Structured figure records
--------
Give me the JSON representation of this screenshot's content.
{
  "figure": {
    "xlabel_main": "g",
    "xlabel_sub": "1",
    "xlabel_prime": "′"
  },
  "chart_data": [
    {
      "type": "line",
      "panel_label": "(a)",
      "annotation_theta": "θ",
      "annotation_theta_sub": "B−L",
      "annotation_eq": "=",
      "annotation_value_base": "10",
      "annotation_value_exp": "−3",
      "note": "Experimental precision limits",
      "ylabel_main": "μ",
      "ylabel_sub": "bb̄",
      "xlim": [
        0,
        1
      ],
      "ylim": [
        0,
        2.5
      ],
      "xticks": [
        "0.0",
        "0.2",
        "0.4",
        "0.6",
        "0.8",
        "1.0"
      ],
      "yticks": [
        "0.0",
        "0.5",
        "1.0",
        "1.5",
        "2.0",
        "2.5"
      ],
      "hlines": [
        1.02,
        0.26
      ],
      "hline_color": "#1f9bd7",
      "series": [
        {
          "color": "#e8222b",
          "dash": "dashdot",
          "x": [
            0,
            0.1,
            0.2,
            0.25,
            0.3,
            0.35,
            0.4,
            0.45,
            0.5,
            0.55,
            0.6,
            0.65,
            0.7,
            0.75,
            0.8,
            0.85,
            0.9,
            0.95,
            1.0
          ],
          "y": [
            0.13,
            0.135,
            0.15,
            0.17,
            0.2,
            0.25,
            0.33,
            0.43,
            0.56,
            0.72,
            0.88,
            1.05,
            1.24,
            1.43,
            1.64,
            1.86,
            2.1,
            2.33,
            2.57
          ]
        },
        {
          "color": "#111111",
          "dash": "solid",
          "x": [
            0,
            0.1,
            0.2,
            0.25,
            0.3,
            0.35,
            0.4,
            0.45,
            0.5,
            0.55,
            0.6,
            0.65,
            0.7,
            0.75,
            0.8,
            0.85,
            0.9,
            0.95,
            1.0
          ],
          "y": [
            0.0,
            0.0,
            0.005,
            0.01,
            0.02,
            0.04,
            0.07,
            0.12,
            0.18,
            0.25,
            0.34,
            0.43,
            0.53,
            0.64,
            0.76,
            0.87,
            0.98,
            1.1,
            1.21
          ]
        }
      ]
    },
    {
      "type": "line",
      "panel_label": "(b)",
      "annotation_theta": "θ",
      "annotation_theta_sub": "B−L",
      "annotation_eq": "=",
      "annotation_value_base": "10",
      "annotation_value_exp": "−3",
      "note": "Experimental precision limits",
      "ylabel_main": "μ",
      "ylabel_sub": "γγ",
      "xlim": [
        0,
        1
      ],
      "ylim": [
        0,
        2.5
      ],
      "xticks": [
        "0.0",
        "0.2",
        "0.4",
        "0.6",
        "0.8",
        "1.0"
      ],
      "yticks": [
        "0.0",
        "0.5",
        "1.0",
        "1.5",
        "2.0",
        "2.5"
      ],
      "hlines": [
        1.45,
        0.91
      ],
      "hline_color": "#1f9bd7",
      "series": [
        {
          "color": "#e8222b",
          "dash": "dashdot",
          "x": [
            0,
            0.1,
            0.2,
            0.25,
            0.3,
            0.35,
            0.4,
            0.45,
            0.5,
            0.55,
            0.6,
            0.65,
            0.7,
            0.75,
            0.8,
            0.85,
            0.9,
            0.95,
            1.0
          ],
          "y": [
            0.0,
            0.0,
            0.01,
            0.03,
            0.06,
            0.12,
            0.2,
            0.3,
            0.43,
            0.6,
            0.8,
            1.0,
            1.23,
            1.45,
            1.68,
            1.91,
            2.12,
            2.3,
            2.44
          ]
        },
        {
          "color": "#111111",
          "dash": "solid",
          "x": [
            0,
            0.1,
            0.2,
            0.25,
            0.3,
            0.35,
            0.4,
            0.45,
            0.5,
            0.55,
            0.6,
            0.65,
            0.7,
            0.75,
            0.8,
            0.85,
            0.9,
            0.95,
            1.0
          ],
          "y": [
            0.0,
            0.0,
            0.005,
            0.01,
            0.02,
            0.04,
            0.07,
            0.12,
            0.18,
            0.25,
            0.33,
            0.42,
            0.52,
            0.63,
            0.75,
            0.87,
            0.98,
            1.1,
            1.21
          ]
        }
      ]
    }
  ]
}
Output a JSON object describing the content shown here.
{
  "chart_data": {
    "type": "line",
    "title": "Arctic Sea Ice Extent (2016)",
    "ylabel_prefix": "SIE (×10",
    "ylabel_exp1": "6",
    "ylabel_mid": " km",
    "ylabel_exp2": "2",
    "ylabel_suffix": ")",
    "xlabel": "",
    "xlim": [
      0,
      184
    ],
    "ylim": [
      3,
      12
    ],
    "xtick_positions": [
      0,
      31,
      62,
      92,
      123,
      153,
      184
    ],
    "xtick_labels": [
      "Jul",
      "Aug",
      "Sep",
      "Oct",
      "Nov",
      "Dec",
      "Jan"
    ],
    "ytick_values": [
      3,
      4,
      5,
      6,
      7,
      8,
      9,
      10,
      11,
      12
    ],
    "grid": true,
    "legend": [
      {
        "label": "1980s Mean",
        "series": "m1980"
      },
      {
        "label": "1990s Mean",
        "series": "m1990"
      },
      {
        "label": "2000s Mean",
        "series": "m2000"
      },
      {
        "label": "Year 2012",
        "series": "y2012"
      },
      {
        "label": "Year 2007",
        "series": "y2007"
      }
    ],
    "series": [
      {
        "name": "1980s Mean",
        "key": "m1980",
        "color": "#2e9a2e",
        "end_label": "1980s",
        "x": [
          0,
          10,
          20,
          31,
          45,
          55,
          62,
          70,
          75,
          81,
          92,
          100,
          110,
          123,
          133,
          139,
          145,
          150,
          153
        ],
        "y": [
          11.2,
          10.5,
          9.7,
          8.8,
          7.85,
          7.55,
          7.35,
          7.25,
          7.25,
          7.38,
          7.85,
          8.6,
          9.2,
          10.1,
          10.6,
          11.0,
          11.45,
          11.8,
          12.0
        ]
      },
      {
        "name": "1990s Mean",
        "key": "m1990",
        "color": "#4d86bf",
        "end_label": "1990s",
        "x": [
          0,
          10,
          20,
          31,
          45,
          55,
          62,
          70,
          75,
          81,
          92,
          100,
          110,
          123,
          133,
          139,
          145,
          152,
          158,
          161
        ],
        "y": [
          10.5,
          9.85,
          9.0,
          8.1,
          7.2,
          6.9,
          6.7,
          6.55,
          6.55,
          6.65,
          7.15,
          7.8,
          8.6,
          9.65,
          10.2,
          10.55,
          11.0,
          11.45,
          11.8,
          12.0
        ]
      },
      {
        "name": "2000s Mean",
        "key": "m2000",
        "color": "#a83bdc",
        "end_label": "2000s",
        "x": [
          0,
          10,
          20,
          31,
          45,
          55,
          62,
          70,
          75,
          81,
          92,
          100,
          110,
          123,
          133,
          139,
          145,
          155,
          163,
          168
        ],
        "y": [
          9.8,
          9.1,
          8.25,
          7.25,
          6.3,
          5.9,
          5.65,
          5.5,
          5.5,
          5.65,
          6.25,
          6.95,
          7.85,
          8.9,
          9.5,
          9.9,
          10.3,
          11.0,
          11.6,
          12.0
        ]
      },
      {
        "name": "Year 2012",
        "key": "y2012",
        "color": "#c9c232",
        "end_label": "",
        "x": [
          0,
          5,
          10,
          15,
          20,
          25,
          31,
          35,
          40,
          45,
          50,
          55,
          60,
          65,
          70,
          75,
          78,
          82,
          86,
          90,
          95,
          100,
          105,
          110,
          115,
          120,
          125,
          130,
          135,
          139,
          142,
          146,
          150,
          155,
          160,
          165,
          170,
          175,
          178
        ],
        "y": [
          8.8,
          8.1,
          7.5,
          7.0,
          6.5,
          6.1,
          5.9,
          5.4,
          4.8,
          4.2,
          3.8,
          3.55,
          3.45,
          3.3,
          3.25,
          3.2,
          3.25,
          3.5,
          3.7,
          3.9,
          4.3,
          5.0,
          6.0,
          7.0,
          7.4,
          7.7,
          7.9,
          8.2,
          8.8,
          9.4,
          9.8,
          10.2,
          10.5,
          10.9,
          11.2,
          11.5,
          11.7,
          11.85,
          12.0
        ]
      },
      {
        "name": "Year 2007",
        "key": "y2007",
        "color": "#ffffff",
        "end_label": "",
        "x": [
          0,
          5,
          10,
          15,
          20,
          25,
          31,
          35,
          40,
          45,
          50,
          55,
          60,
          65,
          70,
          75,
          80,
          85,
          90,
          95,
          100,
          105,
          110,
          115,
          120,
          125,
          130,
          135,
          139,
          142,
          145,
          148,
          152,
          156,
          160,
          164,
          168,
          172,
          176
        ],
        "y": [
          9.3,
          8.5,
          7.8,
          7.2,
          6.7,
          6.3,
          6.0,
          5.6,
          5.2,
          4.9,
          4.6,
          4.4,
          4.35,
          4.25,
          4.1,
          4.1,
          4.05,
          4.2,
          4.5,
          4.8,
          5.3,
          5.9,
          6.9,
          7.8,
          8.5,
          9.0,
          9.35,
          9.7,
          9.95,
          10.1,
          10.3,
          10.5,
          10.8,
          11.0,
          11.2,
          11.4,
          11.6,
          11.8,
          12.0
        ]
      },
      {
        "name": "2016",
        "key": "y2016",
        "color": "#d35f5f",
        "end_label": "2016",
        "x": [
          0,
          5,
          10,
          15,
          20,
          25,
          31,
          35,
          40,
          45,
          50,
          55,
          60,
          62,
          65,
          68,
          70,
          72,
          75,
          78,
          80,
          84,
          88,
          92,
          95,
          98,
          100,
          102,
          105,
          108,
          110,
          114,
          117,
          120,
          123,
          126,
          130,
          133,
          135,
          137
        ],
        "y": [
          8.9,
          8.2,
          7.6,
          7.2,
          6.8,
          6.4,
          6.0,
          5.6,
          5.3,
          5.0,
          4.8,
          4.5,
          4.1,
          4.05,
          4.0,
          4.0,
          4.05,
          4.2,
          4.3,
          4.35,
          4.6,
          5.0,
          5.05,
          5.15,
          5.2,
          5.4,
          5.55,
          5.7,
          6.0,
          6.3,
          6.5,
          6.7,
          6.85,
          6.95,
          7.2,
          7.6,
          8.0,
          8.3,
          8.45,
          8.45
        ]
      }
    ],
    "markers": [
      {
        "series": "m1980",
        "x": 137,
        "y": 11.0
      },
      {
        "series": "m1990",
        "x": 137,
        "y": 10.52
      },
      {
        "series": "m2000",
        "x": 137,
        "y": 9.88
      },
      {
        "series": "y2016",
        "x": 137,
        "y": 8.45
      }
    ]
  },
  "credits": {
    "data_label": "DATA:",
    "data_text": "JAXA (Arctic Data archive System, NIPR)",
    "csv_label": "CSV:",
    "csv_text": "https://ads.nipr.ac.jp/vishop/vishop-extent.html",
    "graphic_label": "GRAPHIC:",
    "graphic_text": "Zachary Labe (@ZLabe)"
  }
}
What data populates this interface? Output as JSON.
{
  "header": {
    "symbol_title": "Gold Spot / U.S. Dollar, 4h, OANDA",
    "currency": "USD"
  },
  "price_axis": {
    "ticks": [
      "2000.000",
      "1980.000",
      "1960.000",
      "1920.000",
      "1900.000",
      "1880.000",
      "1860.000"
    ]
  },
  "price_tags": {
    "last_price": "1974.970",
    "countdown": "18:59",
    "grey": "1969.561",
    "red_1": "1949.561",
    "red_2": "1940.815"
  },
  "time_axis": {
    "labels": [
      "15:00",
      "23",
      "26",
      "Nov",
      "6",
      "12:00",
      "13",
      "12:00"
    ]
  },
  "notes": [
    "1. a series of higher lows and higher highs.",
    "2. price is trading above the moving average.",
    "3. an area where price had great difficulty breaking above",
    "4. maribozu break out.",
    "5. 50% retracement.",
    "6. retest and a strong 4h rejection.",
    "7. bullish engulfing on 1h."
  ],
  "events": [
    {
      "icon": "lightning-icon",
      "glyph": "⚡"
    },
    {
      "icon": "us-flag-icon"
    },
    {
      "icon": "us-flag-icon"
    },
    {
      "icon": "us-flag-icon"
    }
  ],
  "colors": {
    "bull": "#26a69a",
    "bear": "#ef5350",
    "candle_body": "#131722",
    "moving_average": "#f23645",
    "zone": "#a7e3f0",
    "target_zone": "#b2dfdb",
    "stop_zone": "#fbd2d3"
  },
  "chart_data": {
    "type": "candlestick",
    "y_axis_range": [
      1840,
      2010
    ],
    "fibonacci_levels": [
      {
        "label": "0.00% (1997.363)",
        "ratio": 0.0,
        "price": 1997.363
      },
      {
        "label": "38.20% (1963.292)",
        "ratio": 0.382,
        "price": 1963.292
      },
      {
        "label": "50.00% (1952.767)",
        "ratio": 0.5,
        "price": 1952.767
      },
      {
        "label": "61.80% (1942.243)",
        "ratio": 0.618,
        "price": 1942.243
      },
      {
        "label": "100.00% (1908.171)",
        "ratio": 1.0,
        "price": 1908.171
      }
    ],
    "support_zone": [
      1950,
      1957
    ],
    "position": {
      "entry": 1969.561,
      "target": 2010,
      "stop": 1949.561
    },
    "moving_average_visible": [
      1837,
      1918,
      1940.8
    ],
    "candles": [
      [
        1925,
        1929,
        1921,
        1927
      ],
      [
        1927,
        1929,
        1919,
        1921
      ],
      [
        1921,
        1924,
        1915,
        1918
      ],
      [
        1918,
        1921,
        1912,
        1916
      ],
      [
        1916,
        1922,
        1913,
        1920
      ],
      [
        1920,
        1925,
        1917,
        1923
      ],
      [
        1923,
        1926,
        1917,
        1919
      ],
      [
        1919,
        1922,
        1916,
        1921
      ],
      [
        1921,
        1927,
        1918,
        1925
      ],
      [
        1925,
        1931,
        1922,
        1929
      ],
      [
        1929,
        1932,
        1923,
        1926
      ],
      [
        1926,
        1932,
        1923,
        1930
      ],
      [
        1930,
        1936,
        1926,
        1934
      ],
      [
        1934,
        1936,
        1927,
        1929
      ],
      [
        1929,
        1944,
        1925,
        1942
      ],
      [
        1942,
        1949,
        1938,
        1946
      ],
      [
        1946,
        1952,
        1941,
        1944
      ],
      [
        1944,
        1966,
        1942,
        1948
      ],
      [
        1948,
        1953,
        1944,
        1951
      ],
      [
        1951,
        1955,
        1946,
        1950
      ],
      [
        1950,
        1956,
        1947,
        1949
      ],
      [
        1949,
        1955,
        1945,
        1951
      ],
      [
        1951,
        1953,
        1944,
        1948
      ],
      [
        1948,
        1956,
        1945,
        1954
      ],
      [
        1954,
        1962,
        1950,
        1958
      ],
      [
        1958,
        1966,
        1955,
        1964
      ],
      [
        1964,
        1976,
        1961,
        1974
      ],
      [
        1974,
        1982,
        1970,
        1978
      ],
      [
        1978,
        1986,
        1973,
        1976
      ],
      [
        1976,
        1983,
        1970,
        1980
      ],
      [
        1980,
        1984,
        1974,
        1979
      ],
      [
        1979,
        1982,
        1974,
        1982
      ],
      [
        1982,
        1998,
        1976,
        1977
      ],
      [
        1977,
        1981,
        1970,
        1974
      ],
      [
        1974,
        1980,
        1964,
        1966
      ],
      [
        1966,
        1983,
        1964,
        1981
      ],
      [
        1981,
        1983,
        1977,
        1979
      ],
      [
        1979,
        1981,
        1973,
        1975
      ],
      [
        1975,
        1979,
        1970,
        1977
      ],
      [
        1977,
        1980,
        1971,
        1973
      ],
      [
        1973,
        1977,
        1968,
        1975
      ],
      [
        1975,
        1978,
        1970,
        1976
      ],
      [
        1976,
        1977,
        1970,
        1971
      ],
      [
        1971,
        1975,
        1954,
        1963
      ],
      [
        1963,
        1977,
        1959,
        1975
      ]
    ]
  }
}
--------
• _EXERCISE GOAL_:
Pull every line containing "JSON" out of the records.

• _ANSWER_:
Give me the JSON representation of this screenshot's content.
Output a JSON object describing the content shown here.
What data populates this interface? Output as JSON.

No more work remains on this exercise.